## [PROVIDED RECORDS]
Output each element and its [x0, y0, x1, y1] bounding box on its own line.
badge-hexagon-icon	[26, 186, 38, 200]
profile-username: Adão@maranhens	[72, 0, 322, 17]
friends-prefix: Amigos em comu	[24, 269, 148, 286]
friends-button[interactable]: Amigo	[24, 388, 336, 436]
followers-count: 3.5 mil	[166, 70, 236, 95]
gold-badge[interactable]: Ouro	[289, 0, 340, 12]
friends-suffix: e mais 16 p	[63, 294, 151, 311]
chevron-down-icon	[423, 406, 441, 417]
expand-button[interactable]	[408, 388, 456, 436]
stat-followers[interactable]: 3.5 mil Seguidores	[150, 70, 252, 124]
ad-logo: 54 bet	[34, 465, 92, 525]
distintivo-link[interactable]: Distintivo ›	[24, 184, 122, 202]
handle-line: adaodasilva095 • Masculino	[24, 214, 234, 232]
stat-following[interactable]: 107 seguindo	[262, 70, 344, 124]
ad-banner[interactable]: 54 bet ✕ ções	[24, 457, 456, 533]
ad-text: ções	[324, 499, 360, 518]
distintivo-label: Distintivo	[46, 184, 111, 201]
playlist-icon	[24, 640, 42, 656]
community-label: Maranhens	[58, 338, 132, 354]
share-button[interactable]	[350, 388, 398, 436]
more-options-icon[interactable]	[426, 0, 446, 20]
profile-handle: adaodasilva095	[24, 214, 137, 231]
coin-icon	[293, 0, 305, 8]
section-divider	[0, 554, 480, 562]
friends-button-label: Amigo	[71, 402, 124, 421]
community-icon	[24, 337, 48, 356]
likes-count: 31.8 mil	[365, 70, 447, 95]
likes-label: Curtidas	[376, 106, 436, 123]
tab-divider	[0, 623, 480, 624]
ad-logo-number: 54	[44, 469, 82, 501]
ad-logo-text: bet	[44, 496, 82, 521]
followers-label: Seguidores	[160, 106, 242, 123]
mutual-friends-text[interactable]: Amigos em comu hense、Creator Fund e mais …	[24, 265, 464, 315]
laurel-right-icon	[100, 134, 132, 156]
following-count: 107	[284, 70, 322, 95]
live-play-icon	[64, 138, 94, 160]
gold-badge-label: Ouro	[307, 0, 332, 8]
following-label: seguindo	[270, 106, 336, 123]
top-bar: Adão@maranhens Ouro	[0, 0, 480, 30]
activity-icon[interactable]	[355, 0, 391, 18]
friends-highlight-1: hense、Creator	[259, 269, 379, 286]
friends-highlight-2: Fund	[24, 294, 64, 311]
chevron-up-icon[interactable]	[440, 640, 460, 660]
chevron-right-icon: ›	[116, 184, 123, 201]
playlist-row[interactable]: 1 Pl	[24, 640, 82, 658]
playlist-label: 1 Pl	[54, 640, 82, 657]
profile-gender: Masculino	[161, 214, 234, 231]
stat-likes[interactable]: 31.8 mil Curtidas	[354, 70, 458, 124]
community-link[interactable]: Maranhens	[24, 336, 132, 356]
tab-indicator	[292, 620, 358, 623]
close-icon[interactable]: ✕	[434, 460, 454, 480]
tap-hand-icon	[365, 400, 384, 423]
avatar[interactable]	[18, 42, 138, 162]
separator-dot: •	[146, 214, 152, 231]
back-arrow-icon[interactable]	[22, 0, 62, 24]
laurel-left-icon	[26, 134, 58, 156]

## [TASK TO CARRY OUT]
Return every line of the material above unchanged, in the order given.

## [WRITTEN REPLY]
Output each element and its [x0, y0, x1, y1] bounding box on its own line.
badge-hexagon-icon	[26, 186, 38, 200]
profile-username: Adão@maranhens	[72, 0, 322, 17]
friends-prefix: Amigos em comu	[24, 269, 148, 286]
friends-button[interactable]: Amigo	[24, 388, 336, 436]
followers-count: 3.5 mil	[166, 70, 236, 95]
gold-badge[interactable]: Ouro	[289, 0, 340, 12]
friends-suffix: e mais 16 p	[63, 294, 151, 311]
chevron-down-icon	[423, 406, 441, 417]
expand-button[interactable]	[408, 388, 456, 436]
stat-followers[interactable]: 3.5 mil Seguidores	[150, 70, 252, 124]
ad-logo: 54 bet	[34, 465, 92, 525]
distintivo-link[interactable]: Distintivo ›	[24, 184, 122, 202]
handle-line: adaodasilva095 • Masculino	[24, 214, 234, 232]
stat-following[interactable]: 107 seguindo	[262, 70, 344, 124]
ad-banner[interactable]: 54 bet ✕ ções	[24, 457, 456, 533]
ad-text: ções	[324, 499, 360, 518]
distintivo-label: Distintivo	[46, 184, 111, 201]
playlist-icon	[24, 640, 42, 656]
community-label: Maranhens	[58, 338, 132, 354]
share-button[interactable]	[350, 388, 398, 436]
more-options-icon[interactable]	[426, 0, 446, 20]
profile-handle: adaodasilva095	[24, 214, 137, 231]
coin-icon	[293, 0, 305, 8]
section-divider	[0, 554, 480, 562]
friends-button-label: Amigo	[71, 402, 124, 421]
community-icon	[24, 337, 48, 356]
likes-count: 31.8 mil	[365, 70, 447, 95]
likes-label: Curtidas	[376, 106, 436, 123]
tab-divider	[0, 623, 480, 624]
ad-logo-number: 54	[44, 469, 82, 501]
ad-logo-text: bet	[44, 496, 82, 521]
followers-label: Seguidores	[160, 106, 242, 123]
mutual-friends-text[interactable]: Amigos em comu hense、Creator Fund e mais …	[24, 265, 464, 315]
laurel-right-icon	[100, 134, 132, 156]
following-count: 107	[284, 70, 322, 95]
live-play-icon	[64, 138, 94, 160]
gold-badge-label: Ouro	[307, 0, 332, 8]
following-label: seguindo	[270, 106, 336, 123]
top-bar: Adão@maranhens Ouro	[0, 0, 480, 30]
activity-icon[interactable]	[355, 0, 391, 18]
friends-highlight-1: hense、Creator	[259, 269, 379, 286]
friends-highlight-2: Fund	[24, 294, 64, 311]
chevron-up-icon[interactable]	[440, 640, 460, 660]
chevron-right-icon: ›	[116, 184, 123, 201]
playlist-row[interactable]: 1 Pl	[24, 640, 82, 658]
playlist-label: 1 Pl	[54, 640, 82, 657]
profile-gender: Masculino	[161, 214, 234, 231]
stat-likes[interactable]: 31.8 mil Curtidas	[354, 70, 458, 124]
community-link[interactable]: Maranhens	[24, 336, 132, 356]
tab-indicator	[292, 620, 358, 623]
close-icon[interactable]: ✕	[434, 460, 454, 480]
tap-hand-icon	[365, 400, 384, 423]
avatar[interactable]	[18, 42, 138, 162]
separator-dot: •	[146, 214, 152, 231]
back-arrow-icon[interactable]	[22, 0, 62, 24]
laurel-left-icon	[26, 134, 58, 156]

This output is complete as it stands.